> **JOB**
Answer with a single number: the count of lines that hold "color".

Data tied to figure images:
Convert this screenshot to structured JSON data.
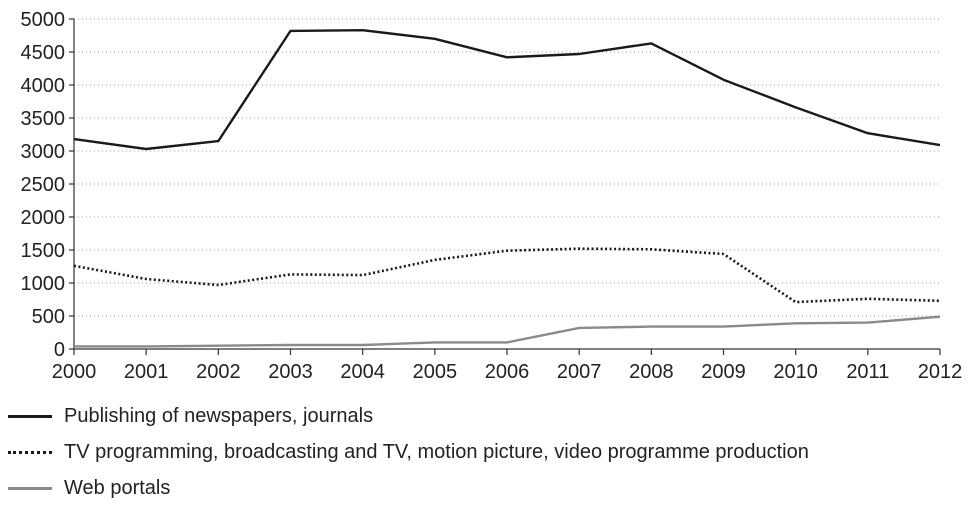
{
  "chart_data": {
    "type": "line",
    "title": "",
    "xlabel": "",
    "ylabel": "",
    "x": [
      "2000",
      "2001",
      "2002",
      "2003",
      "2004",
      "2005",
      "2006",
      "2007",
      "2008",
      "2009",
      "2010",
      "2011",
      "2012"
    ],
    "ylim": [
      0,
      5000
    ],
    "yticks": [
      0,
      500,
      1000,
      1500,
      2000,
      2500,
      3000,
      3500,
      4000,
      4500,
      5000
    ],
    "grid": "horizontal dotted",
    "legend_position": "bottom",
    "series": [
      {
        "name": "Publishing of newspapers, journals",
        "style": "solid",
        "color": "#1a1a1a",
        "values": [
          3180,
          3030,
          3150,
          4820,
          4830,
          4700,
          4420,
          4470,
          4630,
          4080,
          3660,
          3270,
          3090
        ]
      },
      {
        "name": "TV programming, broadcasting and TV, motion picture, video programme production",
        "style": "dotted",
        "color": "#1a1a1a",
        "values": [
          1260,
          1060,
          970,
          1130,
          1120,
          1350,
          1490,
          1520,
          1510,
          1440,
          710,
          760,
          730
        ]
      },
      {
        "name": "Web portals",
        "style": "solid",
        "color": "#8a8a8a",
        "values": [
          40,
          40,
          50,
          60,
          60,
          100,
          100,
          320,
          340,
          340,
          390,
          400,
          490
        ]
      }
    ]
  }
}
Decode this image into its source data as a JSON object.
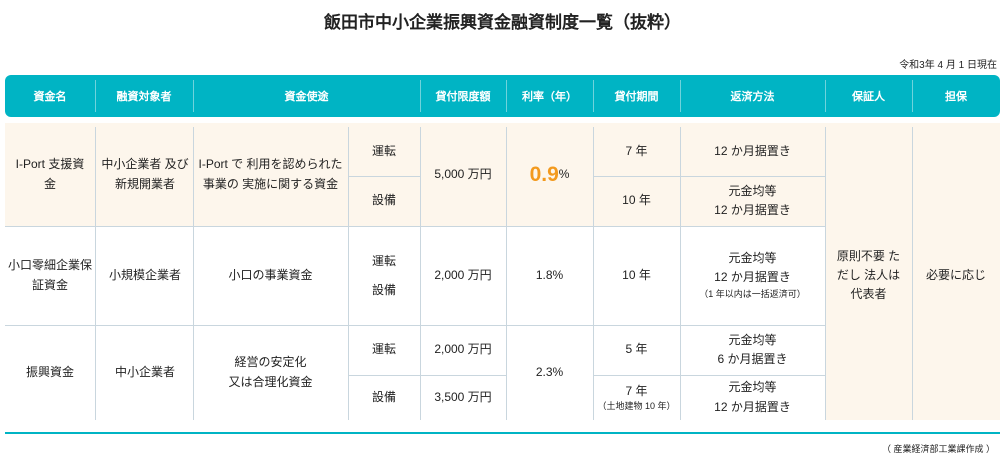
{
  "title": "飯田市中小企業振興資金融資制度一覧（抜粋）",
  "as_of": "令和3年 4 月 1 日現在",
  "headers": [
    "資金名",
    "融資対象者",
    "資金使途",
    "貸付限度額",
    "利率（年）",
    "貸付期間",
    "返済方法",
    "保証人",
    "担保"
  ],
  "rows": [
    {
      "name": "I-Port 支援資金",
      "target": "中小企業者 及び新規開業者",
      "use": "I-Port で 利用を認められた事業の 実施に関する資金",
      "types": [
        "運転",
        "設備"
      ],
      "limit": "5,000 万円",
      "rate_num": "0.9",
      "rate_unit": "%",
      "periods": [
        "7 年",
        "10 年"
      ],
      "repay": [
        "12 か月据置き",
        "元金均等",
        "12 か月据置き"
      ]
    },
    {
      "name": "小口零細企業保証資金",
      "target": "小規模企業者",
      "use": "小口の事業資金",
      "types": [
        "運転",
        "設備"
      ],
      "limit": "2,000 万円",
      "rate": "1.8%",
      "period": "10 年",
      "repay": [
        "元金均等",
        "12 か月据置き"
      ],
      "repay_note": "（1 年以内は一括返済可）"
    },
    {
      "name": "振興資金",
      "target": "中小企業者",
      "use_lines": [
        "経営の安定化",
        "又は合理化資金"
      ],
      "types": [
        "運転",
        "設備"
      ],
      "limits": [
        "2,000 万円",
        "3,500 万円"
      ],
      "rate": "2.3%",
      "periods": [
        "5 年",
        "7 年"
      ],
      "period_note": "（土地建物 10 年）",
      "repay": [
        "元金均等",
        "6 か月据置き",
        "元金均等",
        "12 か月据置き"
      ]
    }
  ],
  "guarantor_lines": [
    "原則不要 た",
    "だし 法人は",
    "代表者"
  ],
  "collateral": "必要に応じ",
  "footnote": "（ 産業経済部工業課作成 ）"
}
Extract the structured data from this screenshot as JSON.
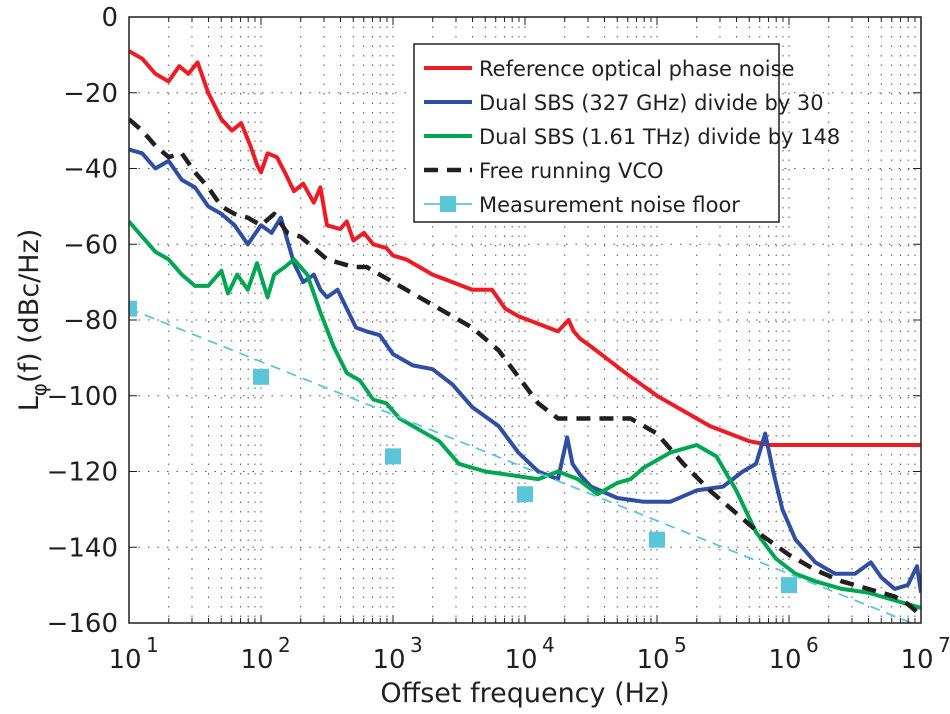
{
  "chart_data": {
    "type": "line",
    "title": "",
    "xlabel": "Offset frequency (Hz)",
    "ylabel": "Lφ(f) (dBc/Hz)",
    "ylabel_main": "L",
    "ylabel_sub": "φ",
    "ylabel_rest": "(f) (dBc/Hz)",
    "xscale": "log",
    "xlim": [
      10,
      10000000
    ],
    "ylim": [
      -160,
      0
    ],
    "grid": true,
    "grid_style": "dotted",
    "legend_position": "top-right",
    "x_ticks": [
      {
        "base": "10",
        "exp": "1",
        "value": 10
      },
      {
        "base": "10",
        "exp": "2",
        "value": 100
      },
      {
        "base": "10",
        "exp": "3",
        "value": 1000
      },
      {
        "base": "10",
        "exp": "4",
        "value": 10000
      },
      {
        "base": "10",
        "exp": "5",
        "value": 100000
      },
      {
        "base": "10",
        "exp": "6",
        "value": 1000000
      },
      {
        "base": "10",
        "exp": "7",
        "value": 10000000
      }
    ],
    "y_ticks": [
      {
        "label": "0",
        "value": 0
      },
      {
        "label": "−20",
        "value": -20
      },
      {
        "label": "−40",
        "value": -40
      },
      {
        "label": "−60",
        "value": -60
      },
      {
        "label": "−80",
        "value": -80
      },
      {
        "label": "−100",
        "value": -100
      },
      {
        "label": "−120",
        "value": -120
      },
      {
        "label": "−140",
        "value": -140
      },
      {
        "label": "−160",
        "value": -160
      }
    ],
    "series": [
      {
        "name": "Reference optical phase noise",
        "color": "#ed1c24",
        "style": "solid",
        "log10_x": [
          1.0,
          1.1,
          1.2,
          1.3,
          1.38,
          1.45,
          1.52,
          1.6,
          1.7,
          1.78,
          1.85,
          1.92,
          1.97,
          2.0,
          2.05,
          2.12,
          2.18,
          2.25,
          2.32,
          2.4,
          2.45,
          2.5,
          2.6,
          2.65,
          2.7,
          2.78,
          2.85,
          2.95,
          3.0,
          3.1,
          3.2,
          3.3,
          3.45,
          3.6,
          3.75,
          3.85,
          3.95,
          4.1,
          4.25,
          4.33,
          4.37,
          4.42,
          4.5,
          4.65,
          4.8,
          5.0,
          5.2,
          5.4,
          5.55,
          5.7,
          5.85,
          6.0,
          6.3,
          6.6,
          6.9,
          7.0
        ],
        "values": [
          -9,
          -11,
          -15,
          -17,
          -13,
          -15,
          -12,
          -20,
          -27,
          -30,
          -28,
          -34,
          -39,
          -41,
          -36,
          -37,
          -41,
          -46,
          -44,
          -49,
          -45,
          -55,
          -56,
          -54,
          -59,
          -57,
          -60,
          -61,
          -63,
          -64,
          -66,
          -68,
          -70,
          -72,
          -72,
          -77,
          -79,
          -81,
          -83,
          -80,
          -83,
          -85,
          -87,
          -91,
          -95,
          -100,
          -104,
          -108,
          -110,
          -112,
          -113,
          -113,
          -113,
          -113,
          -113,
          -113
        ]
      },
      {
        "name": "Dual SBS (327 GHz) divide  by 30",
        "color": "#2e4fa3",
        "style": "solid",
        "log10_x": [
          1.0,
          1.1,
          1.2,
          1.3,
          1.4,
          1.5,
          1.6,
          1.7,
          1.8,
          1.9,
          2.0,
          2.08,
          2.15,
          2.25,
          2.32,
          2.4,
          2.45,
          2.5,
          2.58,
          2.65,
          2.72,
          2.8,
          2.9,
          3.0,
          3.15,
          3.3,
          3.45,
          3.6,
          3.8,
          3.95,
          4.1,
          4.25,
          4.32,
          4.36,
          4.42,
          4.5,
          4.7,
          4.9,
          5.1,
          5.3,
          5.5,
          5.65,
          5.75,
          5.82,
          5.88,
          5.95,
          6.05,
          6.2,
          6.35,
          6.5,
          6.62,
          6.7,
          6.8,
          6.9,
          6.97,
          7.0
        ],
        "values": [
          -35,
          -36,
          -40,
          -38,
          -43,
          -45,
          -50,
          -52,
          -55,
          -60,
          -55,
          -57,
          -53,
          -65,
          -70,
          -68,
          -72,
          -74,
          -72,
          -77,
          -82,
          -83,
          -84,
          -89,
          -92,
          -93,
          -97,
          -103,
          -108,
          -115,
          -120,
          -122,
          -111,
          -118,
          -121,
          -124,
          -127,
          -128,
          -128,
          -125,
          -124,
          -120,
          -118,
          -110,
          -120,
          -130,
          -138,
          -144,
          -147,
          -147,
          -144,
          -148,
          -151,
          -150,
          -145,
          -152
        ]
      },
      {
        "name": "Dual SBS (1.61 THz) divide  by 148",
        "color": "#00a651",
        "style": "solid",
        "log10_x": [
          1.0,
          1.1,
          1.2,
          1.3,
          1.4,
          1.5,
          1.6,
          1.7,
          1.75,
          1.82,
          1.9,
          1.97,
          2.05,
          2.1,
          2.18,
          2.25,
          2.35,
          2.45,
          2.55,
          2.65,
          2.75,
          2.85,
          2.95,
          3.05,
          3.2,
          3.35,
          3.5,
          3.7,
          3.9,
          4.1,
          4.25,
          4.4,
          4.55,
          4.7,
          4.8,
          4.9,
          5.0,
          5.1,
          5.2,
          5.3,
          5.45,
          5.6,
          5.75,
          5.9,
          6.05,
          6.2,
          6.4,
          6.6,
          6.8,
          7.0
        ],
        "values": [
          -54,
          -58,
          -62,
          -64,
          -68,
          -71,
          -71,
          -67,
          -73,
          -68,
          -72,
          -65,
          -74,
          -68,
          -66,
          -64,
          -68,
          -78,
          -87,
          -94,
          -96,
          -101,
          -102,
          -106,
          -109,
          -112,
          -118,
          -120,
          -121,
          -122,
          -120,
          -122,
          -126,
          -123,
          -122,
          -119,
          -117,
          -115,
          -114,
          -113,
          -116,
          -125,
          -136,
          -143,
          -147,
          -149,
          -151,
          -152,
          -154,
          -156
        ]
      },
      {
        "name": "Free running VCO",
        "color": "#231f20",
        "style": "dashed",
        "log10_x": [
          1.0,
          1.1,
          1.2,
          1.3,
          1.4,
          1.5,
          1.6,
          1.7,
          1.8,
          1.9,
          2.0,
          2.1,
          2.2,
          2.3,
          2.4,
          2.5,
          2.6,
          2.7,
          2.8,
          2.9,
          3.0,
          3.2,
          3.4,
          3.6,
          3.8,
          3.95,
          4.1,
          4.25,
          4.4,
          4.6,
          4.8,
          5.0,
          5.2,
          5.4,
          5.6,
          5.8,
          6.0,
          6.2,
          6.4,
          6.6,
          6.8,
          6.9,
          7.0
        ],
        "values": [
          -27,
          -30,
          -34,
          -37,
          -36,
          -41,
          -45,
          -50,
          -52,
          -53,
          -55,
          -52,
          -57,
          -58,
          -61,
          -64,
          -65,
          -66,
          -66,
          -68,
          -70,
          -74,
          -78,
          -82,
          -88,
          -95,
          -102,
          -106,
          -106,
          -106,
          -106,
          -110,
          -118,
          -125,
          -131,
          -137,
          -142,
          -146,
          -149,
          -151,
          -153,
          -155,
          -158
        ]
      },
      {
        "name": "Measurement  noise floor",
        "color": "#5bc5d9",
        "style": "dashed-with-square-markers",
        "log10_x": [
          1.0,
          7.0
        ],
        "values": [
          -77,
          -161
        ],
        "marker_log10_x": [
          1,
          2,
          3,
          4,
          5,
          6
        ],
        "marker_values": [
          -77,
          -95,
          -116,
          -126,
          -138,
          -150
        ]
      }
    ]
  }
}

> **SOLVED PROBLEM**
8